DIRECTIVE.
Quote the records in full and leave their pictures out.

Figure contents as structured data
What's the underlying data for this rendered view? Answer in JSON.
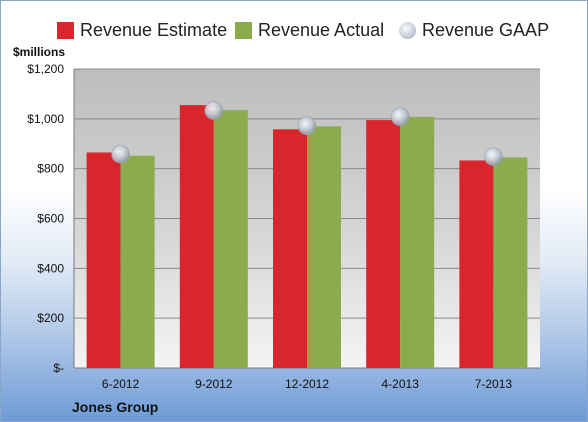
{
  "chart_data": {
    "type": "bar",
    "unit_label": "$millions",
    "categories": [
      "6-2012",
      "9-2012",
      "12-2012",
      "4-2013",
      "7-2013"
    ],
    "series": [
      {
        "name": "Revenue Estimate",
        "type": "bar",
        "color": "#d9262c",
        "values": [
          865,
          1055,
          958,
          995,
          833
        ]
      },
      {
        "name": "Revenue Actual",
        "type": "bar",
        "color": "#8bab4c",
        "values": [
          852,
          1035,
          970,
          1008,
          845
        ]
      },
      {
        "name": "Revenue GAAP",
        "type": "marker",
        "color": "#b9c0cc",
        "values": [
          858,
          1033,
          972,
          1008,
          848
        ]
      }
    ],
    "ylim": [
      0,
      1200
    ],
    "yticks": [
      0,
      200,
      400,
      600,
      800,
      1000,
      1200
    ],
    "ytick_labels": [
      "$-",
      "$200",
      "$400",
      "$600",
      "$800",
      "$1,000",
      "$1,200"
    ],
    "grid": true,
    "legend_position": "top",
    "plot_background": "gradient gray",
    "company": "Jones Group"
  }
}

ANSWER TO THIS PROBLEM.
What's the underlying data for this rendered view? Answer in JSON.
{
  "chart_data": {
    "type": "bar",
    "unit_label": "$millions",
    "categories": [
      "6-2012",
      "9-2012",
      "12-2012",
      "4-2013",
      "7-2013"
    ],
    "series": [
      {
        "name": "Revenue Estimate",
        "type": "bar",
        "color": "#d9262c",
        "values": [
          865,
          1055,
          958,
          995,
          833
        ]
      },
      {
        "name": "Revenue Actual",
        "type": "bar",
        "color": "#8bab4c",
        "values": [
          852,
          1035,
          970,
          1008,
          845
        ]
      },
      {
        "name": "Revenue GAAP",
        "type": "marker",
        "color": "#b9c0cc",
        "values": [
          858,
          1033,
          972,
          1008,
          848
        ]
      }
    ],
    "ylim": [
      0,
      1200
    ],
    "yticks": [
      0,
      200,
      400,
      600,
      800,
      1000,
      1200
    ],
    "ytick_labels": [
      "$-",
      "$200",
      "$400",
      "$600",
      "$800",
      "$1,000",
      "$1,200"
    ],
    "grid": true,
    "legend_position": "top",
    "plot_background": "gradient gray",
    "company": "Jones Group"
  }
}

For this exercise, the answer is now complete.